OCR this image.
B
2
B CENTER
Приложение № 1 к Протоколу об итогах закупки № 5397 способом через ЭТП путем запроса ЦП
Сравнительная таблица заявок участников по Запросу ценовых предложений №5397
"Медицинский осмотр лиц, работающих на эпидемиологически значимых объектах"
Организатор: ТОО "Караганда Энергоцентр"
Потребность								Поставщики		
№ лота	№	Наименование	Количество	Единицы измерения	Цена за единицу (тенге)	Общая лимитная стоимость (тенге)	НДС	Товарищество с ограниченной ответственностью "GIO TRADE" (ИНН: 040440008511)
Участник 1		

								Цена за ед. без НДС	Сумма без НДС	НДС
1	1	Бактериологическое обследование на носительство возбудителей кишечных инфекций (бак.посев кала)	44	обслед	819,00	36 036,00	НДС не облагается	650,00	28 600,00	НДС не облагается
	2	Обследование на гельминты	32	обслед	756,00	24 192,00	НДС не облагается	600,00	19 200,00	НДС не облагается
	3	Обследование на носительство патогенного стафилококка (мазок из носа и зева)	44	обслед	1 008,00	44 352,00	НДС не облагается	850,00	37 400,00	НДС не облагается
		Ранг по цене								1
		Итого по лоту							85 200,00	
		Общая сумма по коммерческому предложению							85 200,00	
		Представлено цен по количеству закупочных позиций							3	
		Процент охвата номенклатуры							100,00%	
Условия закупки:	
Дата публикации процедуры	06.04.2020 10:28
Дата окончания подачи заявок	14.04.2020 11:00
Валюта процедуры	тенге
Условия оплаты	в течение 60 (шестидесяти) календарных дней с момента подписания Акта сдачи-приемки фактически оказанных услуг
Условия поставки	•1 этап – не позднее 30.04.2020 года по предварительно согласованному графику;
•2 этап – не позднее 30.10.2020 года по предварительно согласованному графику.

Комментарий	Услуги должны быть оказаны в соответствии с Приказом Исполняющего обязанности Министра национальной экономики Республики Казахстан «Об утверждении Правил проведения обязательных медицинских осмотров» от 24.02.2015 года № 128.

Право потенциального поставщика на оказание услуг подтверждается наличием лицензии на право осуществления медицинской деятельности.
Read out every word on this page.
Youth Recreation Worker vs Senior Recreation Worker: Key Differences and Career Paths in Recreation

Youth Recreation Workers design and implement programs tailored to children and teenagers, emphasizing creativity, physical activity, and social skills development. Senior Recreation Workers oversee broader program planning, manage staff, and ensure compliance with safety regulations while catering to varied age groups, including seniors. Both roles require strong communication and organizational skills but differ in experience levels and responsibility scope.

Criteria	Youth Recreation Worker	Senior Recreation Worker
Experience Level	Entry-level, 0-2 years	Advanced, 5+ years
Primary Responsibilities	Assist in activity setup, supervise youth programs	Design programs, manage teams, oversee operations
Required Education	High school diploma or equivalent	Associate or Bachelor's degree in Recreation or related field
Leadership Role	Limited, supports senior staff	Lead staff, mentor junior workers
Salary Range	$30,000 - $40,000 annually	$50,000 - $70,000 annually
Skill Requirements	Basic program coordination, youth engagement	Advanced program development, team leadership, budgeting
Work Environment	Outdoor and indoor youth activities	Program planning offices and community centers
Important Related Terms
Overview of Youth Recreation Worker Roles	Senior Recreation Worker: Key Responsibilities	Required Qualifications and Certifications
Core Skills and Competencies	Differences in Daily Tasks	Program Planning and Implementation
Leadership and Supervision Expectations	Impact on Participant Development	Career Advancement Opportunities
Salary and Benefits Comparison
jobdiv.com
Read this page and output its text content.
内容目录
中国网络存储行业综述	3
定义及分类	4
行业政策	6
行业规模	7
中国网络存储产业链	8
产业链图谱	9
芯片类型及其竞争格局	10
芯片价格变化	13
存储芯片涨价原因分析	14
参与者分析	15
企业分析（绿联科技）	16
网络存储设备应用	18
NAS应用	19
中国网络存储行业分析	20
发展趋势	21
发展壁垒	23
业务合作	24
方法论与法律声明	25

┄┄┄┄┄┄

Your task is to transcribe the line containing "Read this page and output its text content." and every line after it, through the last line of the data, exactly as written and with nothing more.

» **ANSWER BELOW**
Read this page and output its text content.
内容目录
中国网络存储行业综述	3
定义及分类	4
行业政策	6
行业规模	7
中国网络存储产业链	8
产业链图谱	9
芯片类型及其竞争格局	10
芯片价格变化	13
存储芯片涨价原因分析	14
参与者分析	15
企业分析（绿联科技）	16
网络存储设备应用	18
NAS应用	19
中国网络存储行业分析	20
发展趋势	21
发展壁垒	23
业务合作	24
方法论与法律声明	25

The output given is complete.